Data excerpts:
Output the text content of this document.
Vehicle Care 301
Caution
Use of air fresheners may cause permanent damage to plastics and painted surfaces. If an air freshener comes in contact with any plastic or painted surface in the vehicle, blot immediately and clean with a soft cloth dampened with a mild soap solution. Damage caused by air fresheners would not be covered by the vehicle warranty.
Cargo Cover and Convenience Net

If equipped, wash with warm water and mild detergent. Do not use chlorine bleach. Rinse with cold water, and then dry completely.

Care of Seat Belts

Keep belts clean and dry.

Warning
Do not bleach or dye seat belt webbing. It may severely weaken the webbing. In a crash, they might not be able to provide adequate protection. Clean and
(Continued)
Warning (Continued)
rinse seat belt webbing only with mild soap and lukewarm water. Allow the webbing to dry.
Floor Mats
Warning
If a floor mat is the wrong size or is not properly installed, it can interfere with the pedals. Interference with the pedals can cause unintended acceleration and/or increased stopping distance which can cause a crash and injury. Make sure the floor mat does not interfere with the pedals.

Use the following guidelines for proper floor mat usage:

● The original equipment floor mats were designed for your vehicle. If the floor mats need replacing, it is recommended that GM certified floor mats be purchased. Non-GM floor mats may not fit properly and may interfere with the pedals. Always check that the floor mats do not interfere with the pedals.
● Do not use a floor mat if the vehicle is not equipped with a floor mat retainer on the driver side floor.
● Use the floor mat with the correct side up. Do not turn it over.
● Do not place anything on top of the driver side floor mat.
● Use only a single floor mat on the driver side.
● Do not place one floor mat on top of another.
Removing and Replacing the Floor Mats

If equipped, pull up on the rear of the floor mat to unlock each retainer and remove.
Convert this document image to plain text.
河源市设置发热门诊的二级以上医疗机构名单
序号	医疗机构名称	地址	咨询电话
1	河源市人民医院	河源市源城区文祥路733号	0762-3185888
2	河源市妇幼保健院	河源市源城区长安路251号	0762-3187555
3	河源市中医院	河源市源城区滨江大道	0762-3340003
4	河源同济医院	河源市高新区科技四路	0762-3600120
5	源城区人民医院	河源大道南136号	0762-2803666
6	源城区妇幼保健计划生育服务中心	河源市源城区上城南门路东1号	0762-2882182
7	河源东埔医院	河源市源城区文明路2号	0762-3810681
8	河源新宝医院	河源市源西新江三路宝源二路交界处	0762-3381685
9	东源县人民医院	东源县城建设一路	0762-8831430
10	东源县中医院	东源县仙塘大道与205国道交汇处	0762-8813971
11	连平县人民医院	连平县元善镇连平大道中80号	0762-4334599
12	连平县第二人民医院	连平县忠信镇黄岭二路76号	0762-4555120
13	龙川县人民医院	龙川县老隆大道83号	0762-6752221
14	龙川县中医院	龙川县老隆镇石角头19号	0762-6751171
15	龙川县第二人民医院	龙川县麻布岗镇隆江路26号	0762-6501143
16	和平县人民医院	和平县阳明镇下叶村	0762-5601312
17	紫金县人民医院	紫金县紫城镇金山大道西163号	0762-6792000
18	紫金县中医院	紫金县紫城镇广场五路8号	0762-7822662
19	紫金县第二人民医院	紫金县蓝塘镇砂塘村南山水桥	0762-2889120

• **Exercise prompt**
Tell how many lines include "soap". The number is the whole answer.

• **Solution to the problem**
2